─── RECORD LIST
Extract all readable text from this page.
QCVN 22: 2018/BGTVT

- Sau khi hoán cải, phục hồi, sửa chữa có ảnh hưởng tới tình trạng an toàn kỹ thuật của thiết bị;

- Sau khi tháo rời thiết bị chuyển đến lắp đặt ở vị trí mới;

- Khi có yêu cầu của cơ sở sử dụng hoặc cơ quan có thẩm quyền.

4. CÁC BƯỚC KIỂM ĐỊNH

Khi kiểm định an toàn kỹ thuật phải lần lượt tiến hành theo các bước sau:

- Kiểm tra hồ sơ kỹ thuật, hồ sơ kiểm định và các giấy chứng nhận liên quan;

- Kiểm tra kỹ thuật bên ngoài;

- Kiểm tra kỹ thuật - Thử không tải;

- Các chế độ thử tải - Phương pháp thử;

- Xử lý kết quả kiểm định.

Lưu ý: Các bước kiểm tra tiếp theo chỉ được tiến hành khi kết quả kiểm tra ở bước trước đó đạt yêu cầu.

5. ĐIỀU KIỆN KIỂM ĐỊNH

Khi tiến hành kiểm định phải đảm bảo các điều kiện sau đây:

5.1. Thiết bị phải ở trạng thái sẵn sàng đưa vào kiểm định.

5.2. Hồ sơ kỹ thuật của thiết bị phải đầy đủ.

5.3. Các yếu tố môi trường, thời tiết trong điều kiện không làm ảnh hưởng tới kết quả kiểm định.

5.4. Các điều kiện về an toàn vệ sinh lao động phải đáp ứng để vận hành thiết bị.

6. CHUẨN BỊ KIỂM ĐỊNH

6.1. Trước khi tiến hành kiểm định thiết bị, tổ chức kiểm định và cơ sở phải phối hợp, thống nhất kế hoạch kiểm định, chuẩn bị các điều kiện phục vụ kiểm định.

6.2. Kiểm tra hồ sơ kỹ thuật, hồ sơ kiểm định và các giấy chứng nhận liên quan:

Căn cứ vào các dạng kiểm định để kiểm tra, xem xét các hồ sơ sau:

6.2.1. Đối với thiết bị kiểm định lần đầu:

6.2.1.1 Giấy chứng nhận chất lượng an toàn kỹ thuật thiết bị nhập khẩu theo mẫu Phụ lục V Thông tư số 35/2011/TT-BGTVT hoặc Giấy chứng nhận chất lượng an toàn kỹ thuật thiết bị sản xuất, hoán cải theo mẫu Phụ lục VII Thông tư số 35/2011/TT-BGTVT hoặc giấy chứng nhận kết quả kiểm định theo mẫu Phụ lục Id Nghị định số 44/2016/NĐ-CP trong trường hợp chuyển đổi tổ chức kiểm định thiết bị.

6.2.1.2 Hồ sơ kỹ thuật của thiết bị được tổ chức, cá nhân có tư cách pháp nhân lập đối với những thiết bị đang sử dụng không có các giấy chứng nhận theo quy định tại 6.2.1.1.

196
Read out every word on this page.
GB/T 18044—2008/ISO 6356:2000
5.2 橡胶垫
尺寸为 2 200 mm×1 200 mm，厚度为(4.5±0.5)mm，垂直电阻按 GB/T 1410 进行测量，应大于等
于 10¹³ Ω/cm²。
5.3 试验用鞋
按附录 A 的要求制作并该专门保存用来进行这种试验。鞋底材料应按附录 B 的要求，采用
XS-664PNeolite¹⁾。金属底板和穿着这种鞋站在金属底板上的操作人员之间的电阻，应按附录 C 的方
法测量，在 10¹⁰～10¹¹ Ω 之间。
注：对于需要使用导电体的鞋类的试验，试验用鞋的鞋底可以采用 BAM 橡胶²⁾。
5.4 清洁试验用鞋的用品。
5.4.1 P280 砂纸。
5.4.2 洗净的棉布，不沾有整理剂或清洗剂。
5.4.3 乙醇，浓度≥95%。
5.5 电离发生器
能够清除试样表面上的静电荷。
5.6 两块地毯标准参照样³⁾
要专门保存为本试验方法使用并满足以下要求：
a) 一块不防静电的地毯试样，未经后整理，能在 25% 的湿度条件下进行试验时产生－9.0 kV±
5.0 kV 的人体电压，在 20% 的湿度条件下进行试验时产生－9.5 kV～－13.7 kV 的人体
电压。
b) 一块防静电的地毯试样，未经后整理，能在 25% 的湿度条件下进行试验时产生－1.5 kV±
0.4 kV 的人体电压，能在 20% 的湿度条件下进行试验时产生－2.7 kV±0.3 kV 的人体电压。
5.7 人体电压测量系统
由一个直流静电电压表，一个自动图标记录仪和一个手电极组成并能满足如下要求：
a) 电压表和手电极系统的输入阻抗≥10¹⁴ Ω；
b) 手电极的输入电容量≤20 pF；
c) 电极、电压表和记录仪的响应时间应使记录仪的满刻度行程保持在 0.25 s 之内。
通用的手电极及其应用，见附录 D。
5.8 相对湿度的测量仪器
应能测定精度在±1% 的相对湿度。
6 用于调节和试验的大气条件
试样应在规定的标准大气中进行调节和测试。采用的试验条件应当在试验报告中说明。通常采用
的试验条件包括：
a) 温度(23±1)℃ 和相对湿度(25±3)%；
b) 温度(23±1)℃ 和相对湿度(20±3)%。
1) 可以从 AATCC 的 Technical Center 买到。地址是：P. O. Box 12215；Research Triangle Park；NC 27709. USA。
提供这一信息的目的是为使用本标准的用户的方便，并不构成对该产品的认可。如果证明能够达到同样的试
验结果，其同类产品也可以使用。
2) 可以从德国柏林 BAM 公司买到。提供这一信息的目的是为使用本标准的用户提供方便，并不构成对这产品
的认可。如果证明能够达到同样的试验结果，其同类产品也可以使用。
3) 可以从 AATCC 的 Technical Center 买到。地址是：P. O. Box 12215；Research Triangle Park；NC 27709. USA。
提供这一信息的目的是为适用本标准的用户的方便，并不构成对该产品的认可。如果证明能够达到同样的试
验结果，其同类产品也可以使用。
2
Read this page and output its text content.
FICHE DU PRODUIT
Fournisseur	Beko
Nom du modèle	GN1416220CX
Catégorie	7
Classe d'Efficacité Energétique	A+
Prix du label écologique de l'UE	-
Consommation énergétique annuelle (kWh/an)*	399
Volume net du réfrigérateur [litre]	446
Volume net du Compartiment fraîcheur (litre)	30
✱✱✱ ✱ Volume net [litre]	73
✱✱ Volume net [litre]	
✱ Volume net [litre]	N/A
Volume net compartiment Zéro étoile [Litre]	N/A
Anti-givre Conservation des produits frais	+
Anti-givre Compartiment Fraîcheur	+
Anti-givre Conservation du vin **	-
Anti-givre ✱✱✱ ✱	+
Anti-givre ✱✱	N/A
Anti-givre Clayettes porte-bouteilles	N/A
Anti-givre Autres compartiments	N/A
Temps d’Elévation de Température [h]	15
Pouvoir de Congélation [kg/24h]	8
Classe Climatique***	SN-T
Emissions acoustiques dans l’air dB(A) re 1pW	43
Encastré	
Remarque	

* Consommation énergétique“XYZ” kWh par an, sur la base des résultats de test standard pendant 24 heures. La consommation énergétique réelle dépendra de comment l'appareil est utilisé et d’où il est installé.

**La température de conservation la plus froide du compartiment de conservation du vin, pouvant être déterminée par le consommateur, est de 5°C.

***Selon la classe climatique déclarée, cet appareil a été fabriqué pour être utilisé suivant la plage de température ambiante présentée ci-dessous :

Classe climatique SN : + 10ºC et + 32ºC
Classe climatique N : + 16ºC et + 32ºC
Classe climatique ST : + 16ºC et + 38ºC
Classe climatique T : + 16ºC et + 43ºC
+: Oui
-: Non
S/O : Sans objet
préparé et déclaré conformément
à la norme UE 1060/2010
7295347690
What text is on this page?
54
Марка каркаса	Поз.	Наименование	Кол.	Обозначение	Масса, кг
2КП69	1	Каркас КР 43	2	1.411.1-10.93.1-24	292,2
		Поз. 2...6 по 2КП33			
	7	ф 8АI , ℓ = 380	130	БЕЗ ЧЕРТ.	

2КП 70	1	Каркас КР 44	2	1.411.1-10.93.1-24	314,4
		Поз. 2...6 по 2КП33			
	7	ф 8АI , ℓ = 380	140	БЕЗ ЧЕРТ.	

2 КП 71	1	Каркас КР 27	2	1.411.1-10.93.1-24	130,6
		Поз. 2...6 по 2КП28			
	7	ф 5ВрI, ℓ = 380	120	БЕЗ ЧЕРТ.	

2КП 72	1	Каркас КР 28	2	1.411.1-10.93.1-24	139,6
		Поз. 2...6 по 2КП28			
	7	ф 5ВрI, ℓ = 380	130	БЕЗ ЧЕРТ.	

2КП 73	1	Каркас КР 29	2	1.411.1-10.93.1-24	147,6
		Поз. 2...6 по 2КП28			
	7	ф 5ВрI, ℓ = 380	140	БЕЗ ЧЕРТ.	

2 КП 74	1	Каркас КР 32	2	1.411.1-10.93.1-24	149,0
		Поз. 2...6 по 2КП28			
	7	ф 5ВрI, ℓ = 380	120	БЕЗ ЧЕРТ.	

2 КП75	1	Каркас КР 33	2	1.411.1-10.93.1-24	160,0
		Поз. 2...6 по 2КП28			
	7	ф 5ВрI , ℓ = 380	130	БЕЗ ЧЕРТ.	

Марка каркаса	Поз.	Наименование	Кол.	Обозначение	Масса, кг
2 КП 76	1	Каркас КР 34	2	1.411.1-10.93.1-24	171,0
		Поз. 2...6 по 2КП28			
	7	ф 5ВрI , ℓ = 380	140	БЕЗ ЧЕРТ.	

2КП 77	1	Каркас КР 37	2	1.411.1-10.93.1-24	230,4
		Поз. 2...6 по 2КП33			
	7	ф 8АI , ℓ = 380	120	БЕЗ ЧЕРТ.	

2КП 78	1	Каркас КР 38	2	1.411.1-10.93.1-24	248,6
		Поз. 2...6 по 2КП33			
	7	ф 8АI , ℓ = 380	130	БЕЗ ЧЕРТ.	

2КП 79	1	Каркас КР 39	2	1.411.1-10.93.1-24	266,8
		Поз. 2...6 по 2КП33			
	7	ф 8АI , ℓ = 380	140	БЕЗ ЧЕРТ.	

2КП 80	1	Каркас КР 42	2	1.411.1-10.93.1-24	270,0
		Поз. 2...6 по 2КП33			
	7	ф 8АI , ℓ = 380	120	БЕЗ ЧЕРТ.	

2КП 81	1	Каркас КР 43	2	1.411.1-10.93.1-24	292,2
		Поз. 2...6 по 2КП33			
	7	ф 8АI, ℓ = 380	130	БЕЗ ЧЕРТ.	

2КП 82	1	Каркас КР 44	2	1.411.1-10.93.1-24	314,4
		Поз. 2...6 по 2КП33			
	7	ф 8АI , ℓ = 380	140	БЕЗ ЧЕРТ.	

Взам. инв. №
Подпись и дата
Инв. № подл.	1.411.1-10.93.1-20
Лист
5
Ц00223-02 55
──────
● **SET PROBLEM**
Filter the listing for the word "page" and copy every line that holds it.

● **OUTPUT OF THE TASK**
Extract all readable text from this page.
Read out every word on this page.
Read this page and output its text content.
What text is on this page?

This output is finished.